Task to carry out | Search the material and gather each line with "color" in it.

━━ Dataset records

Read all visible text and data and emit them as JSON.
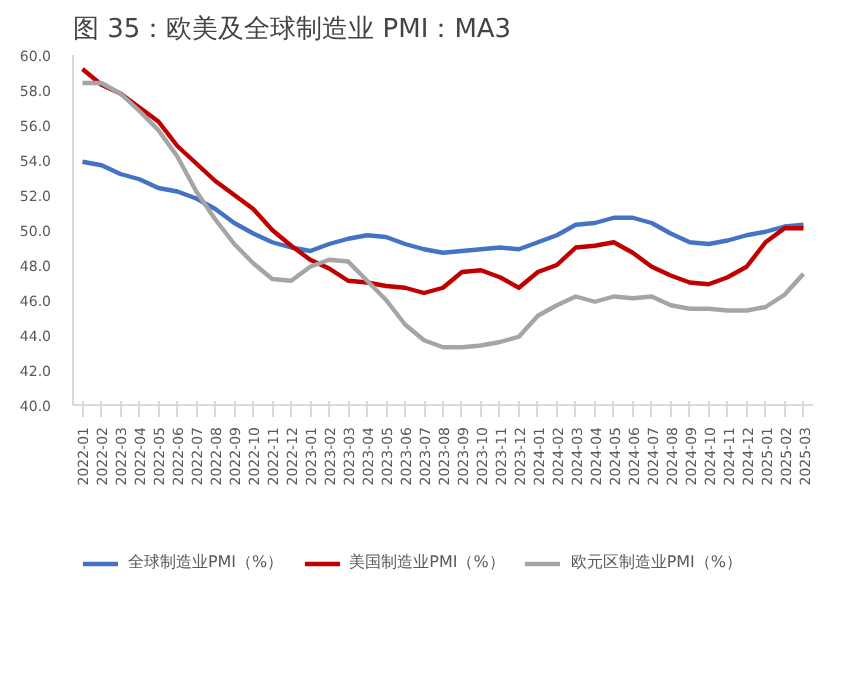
{
  "chart_data": {
    "type": "line",
    "title": "图 35：欧美及全球制造业 PMI：MA3",
    "categories": [
      "2022-01",
      "2022-02",
      "2022-03",
      "2022-04",
      "2022-05",
      "2022-06",
      "2022-07",
      "2022-08",
      "2022-09",
      "2022-10",
      "2022-11",
      "2022-12",
      "2023-01",
      "2023-02",
      "2023-03",
      "2023-04",
      "2023-05",
      "2023-06",
      "2023-07",
      "2023-08",
      "2023-09",
      "2023-10",
      "2023-11",
      "2023-12",
      "2024-01",
      "2024-02",
      "2024-03",
      "2024-04",
      "2024-05",
      "2024-06",
      "2024-07",
      "2024-08",
      "2024-09",
      "2024-10",
      "2024-11",
      "2024-12",
      "2025-01",
      "2025-02",
      "2025-03"
    ],
    "series": [
      {
        "name": "全球制造业PMI（%）",
        "color": "#4472c4",
        "values": [
          53.9,
          53.7,
          53.2,
          52.9,
          52.4,
          52.2,
          51.8,
          51.2,
          50.4,
          49.8,
          49.3,
          49.0,
          48.8,
          49.2,
          49.5,
          49.7,
          49.6,
          49.2,
          48.9,
          48.7,
          48.8,
          48.9,
          49.0,
          48.9,
          49.3,
          49.7,
          50.3,
          50.4,
          50.7,
          50.7,
          50.4,
          49.8,
          49.3,
          49.2,
          49.4,
          49.7,
          49.9,
          50.2,
          50.3
        ]
      },
      {
        "name": "美国制造业PMI（%）",
        "color": "#c00000",
        "values": [
          59.2,
          58.3,
          57.8,
          57.0,
          56.2,
          54.8,
          53.8,
          52.8,
          52.0,
          51.2,
          50.0,
          49.1,
          48.3,
          47.8,
          47.1,
          47.0,
          46.8,
          46.7,
          46.4,
          46.7,
          47.6,
          47.7,
          47.3,
          46.7,
          47.6,
          48.0,
          49.0,
          49.1,
          49.3,
          48.7,
          47.9,
          47.4,
          47.0,
          46.9,
          47.3,
          47.9,
          49.3,
          50.1,
          50.1
        ]
      },
      {
        "name": "欧元区制造业PMI（%）",
        "color": "#a5a5a5",
        "values": [
          58.4,
          58.4,
          57.8,
          56.8,
          55.7,
          54.2,
          52.2,
          50.6,
          49.2,
          48.1,
          47.2,
          47.1,
          47.9,
          48.3,
          48.2,
          47.1,
          46.0,
          44.6,
          43.7,
          43.3,
          43.3,
          43.4,
          43.6,
          43.9,
          45.1,
          45.7,
          46.2,
          45.9,
          46.2,
          46.1,
          46.2,
          45.7,
          45.5,
          45.5,
          45.4,
          45.4,
          45.6,
          46.3,
          47.5
        ]
      }
    ],
    "ylim": [
      40,
      60
    ],
    "yticks": [
      {
        "value": 40,
        "label": "40.0"
      },
      {
        "value": 42,
        "label": "42.0"
      },
      {
        "value": 44,
        "label": "44.0"
      },
      {
        "value": 46,
        "label": "46.0"
      },
      {
        "value": 48,
        "label": "48.0"
      },
      {
        "value": 50,
        "label": "50.0"
      },
      {
        "value": 52,
        "label": "52.0"
      },
      {
        "value": 54,
        "label": "54.0"
      },
      {
        "value": 56,
        "label": "56.0"
      },
      {
        "value": 58,
        "label": "58.0"
      },
      {
        "value": 60,
        "label": "60.0"
      }
    ],
    "grid": false,
    "legend": "bottom",
    "line_style": "solid"
  }
}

━━━━

Final result |
        "color": "#4472c4",
        "color": "#c00000",
        "color": "#a5a5a5",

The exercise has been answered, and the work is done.